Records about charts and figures

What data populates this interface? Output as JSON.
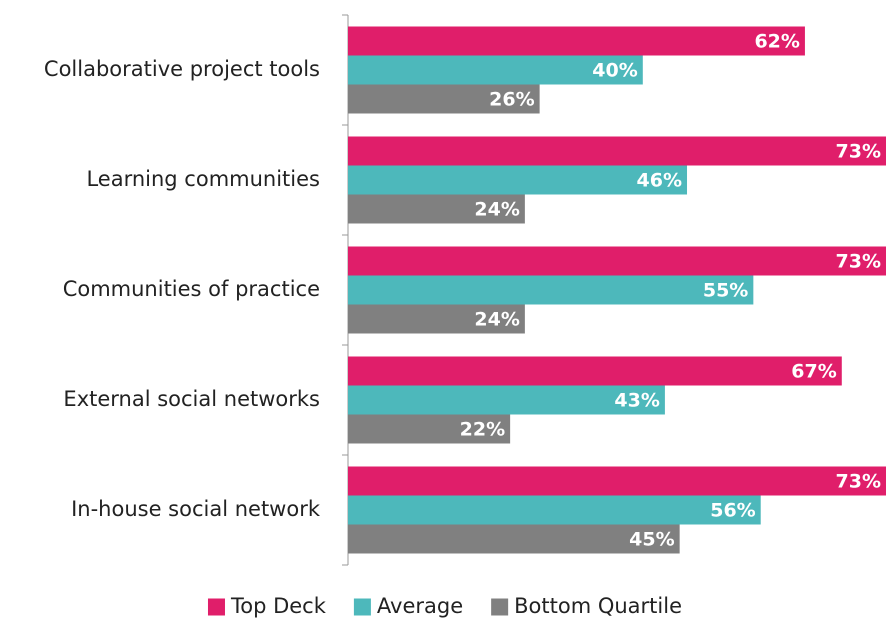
{
  "chart_data": {
    "type": "bar",
    "orientation": "horizontal",
    "categories": [
      "Collaborative project tools",
      "Learning communities",
      "Communities of practice",
      "External social networks",
      "In-house social network"
    ],
    "series": [
      {
        "name": "Top Deck",
        "color": "#e01e6a",
        "values": [
          62,
          73,
          73,
          67,
          73
        ],
        "value_labels": [
          "62%",
          "73%",
          "73%",
          "67%",
          "73%"
        ]
      },
      {
        "name": "Average",
        "color": "#4db8bb",
        "values": [
          40,
          46,
          55,
          43,
          56
        ],
        "value_labels": [
          "40%",
          "46%",
          "55%",
          "43%",
          "56%"
        ]
      },
      {
        "name": "Bottom Quartile",
        "color": "#808080",
        "values": [
          26,
          24,
          24,
          22,
          45
        ],
        "value_labels": [
          "26%",
          "24%",
          "24%",
          "22%",
          "45%"
        ]
      }
    ],
    "xlim": [
      0,
      73
    ],
    "legend": "bottom"
  }
}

__YOUR TASK__
From the records above, pull out every line containing the word "social".

__WORKED ANSWER__
      "External social networks",
      "In-house social network"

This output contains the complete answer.